PROMPT:
Give all of the lines again exactly as they read.

[A block of data]
>>>
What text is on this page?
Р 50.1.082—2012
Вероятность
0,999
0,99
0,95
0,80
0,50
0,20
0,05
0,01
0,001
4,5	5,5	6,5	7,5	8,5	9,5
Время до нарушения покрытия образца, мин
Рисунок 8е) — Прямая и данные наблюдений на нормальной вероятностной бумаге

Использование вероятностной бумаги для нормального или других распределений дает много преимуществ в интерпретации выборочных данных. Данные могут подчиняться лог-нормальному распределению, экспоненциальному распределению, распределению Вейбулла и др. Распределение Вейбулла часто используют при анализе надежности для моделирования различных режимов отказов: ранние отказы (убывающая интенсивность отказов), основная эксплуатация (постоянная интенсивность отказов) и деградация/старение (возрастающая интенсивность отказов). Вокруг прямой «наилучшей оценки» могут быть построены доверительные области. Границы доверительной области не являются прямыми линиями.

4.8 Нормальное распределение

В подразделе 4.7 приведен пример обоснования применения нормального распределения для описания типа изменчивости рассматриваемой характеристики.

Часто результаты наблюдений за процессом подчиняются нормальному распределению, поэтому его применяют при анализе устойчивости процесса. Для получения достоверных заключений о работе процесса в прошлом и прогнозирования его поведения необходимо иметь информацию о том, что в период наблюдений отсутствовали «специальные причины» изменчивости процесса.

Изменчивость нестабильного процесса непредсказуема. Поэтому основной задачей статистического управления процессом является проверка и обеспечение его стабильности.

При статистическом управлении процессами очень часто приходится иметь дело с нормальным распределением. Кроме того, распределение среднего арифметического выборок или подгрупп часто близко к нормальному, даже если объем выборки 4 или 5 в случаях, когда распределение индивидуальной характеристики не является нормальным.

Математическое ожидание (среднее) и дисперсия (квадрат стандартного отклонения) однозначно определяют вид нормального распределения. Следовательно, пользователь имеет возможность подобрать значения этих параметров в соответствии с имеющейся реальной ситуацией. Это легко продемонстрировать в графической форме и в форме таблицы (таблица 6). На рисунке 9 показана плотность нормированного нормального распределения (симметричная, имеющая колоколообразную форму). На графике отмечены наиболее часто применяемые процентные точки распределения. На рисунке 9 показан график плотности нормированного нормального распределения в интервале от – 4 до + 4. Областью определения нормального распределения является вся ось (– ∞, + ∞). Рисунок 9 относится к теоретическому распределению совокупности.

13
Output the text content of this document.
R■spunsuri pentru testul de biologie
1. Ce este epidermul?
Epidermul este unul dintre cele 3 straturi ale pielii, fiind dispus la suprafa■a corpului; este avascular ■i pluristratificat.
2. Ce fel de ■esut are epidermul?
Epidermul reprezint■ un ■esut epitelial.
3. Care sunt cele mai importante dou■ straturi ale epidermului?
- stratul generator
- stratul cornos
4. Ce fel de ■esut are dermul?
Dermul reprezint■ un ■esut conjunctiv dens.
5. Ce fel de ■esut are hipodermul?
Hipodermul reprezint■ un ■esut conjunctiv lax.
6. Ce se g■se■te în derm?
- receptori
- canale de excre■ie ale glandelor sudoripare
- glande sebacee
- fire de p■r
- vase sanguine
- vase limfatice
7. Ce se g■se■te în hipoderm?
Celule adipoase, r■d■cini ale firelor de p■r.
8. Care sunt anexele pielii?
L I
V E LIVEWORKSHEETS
<<<
ANSWER IN FULL:
What text is on this page?
Р 50.1.082—2012
Вероятность
0,999
0,99
0,95
0,80
0,50
0,20
0,05
0,01
0,001
4,5	5,5	6,5	7,5	8,5	9,5
Время до нарушения покрытия образца, мин
Рисунок 8е) — Прямая и данные наблюдений на нормальной вероятностной бумаге

Использование вероятностной бумаги для нормального или других распределений дает много преимуществ в интерпретации выборочных данных. Данные могут подчиняться лог-нормальному распределению, экспоненциальному распределению, распределению Вейбулла и др. Распределение Вейбулла часто используют при анализе надежности для моделирования различных режимов отказов: ранние отказы (убывающая интенсивность отказов), основная эксплуатация (постоянная интенсивность отказов) и деградация/старение (возрастающая интенсивность отказов). Вокруг прямой «наилучшей оценки» могут быть построены доверительные области. Границы доверительной области не являются прямыми линиями.

4.8 Нормальное распределение

В подразделе 4.7 приведен пример обоснования применения нормального распределения для описания типа изменчивости рассматриваемой характеристики.

Часто результаты наблюдений за процессом подчиняются нормальному распределению, поэтому его применяют при анализе устойчивости процесса. Для получения достоверных заключений о работе процесса в прошлом и прогнозирования его поведения необходимо иметь информацию о том, что в период наблюдений отсутствовали «специальные причины» изменчивости процесса.

Изменчивость нестабильного процесса непредсказуема. Поэтому основной задачей статистического управления процессом является проверка и обеспечение его стабильности.

При статистическом управлении процессами очень часто приходится иметь дело с нормальным распределением. Кроме того, распределение среднего арифметического выборок или подгрупп часто близко к нормальному, даже если объем выборки 4 или 5 в случаях, когда распределение индивидуальной характеристики не является нормальным.

Математическое ожидание (среднее) и дисперсия (квадрат стандартного отклонения) однозначно определяют вид нормального распределения. Следовательно, пользователь имеет возможность подобрать значения этих параметров в соответствии с имеющейся реальной ситуацией. Это легко продемонстрировать в графической форме и в форме таблицы (таблица 6). На рисунке 9 показана плотность нормированного нормального распределения (симметричная, имеющая колоколообразную форму). На графике отмечены наиболее часто применяемые процентные точки распределения. На рисунке 9 показан график плотности нормированного нормального распределения в интервале от – 4 до + 4. Областью определения нормального распределения является вся ось (– ∞, + ∞). Рисунок 9 относится к теоретическому распределению совокупности.

13
Output the text content of this document.
R■spunsuri pentru testul de biologie
1. Ce este epidermul?
Epidermul este unul dintre cele 3 straturi ale pielii, fiind dispus la suprafa■a corpului; este avascular ■i pluristratificat.
2. Ce fel de ■esut are epidermul?
Epidermul reprezint■ un ■esut epitelial.
3. Care sunt cele mai importante dou■ straturi ale epidermului?
- stratul generator
- stratul cornos
4. Ce fel de ■esut are dermul?
Dermul reprezint■ un ■esut conjunctiv dens.
5. Ce fel de ■esut are hipodermul?
Hipodermul reprezint■ un ■esut conjunctiv lax.
6. Ce se g■se■te în derm?
- receptori
- canale de excre■ie ale glandelor sudoripare
- glande sebacee
- fire de p■r
- vase sanguine
- vase limfatice
7. Ce se g■se■te în hipoderm?
Celule adipoase, r■d■cini ale firelor de p■r.
8. Care sunt anexele pielii?
L I
V E LIVEWORKSHEETS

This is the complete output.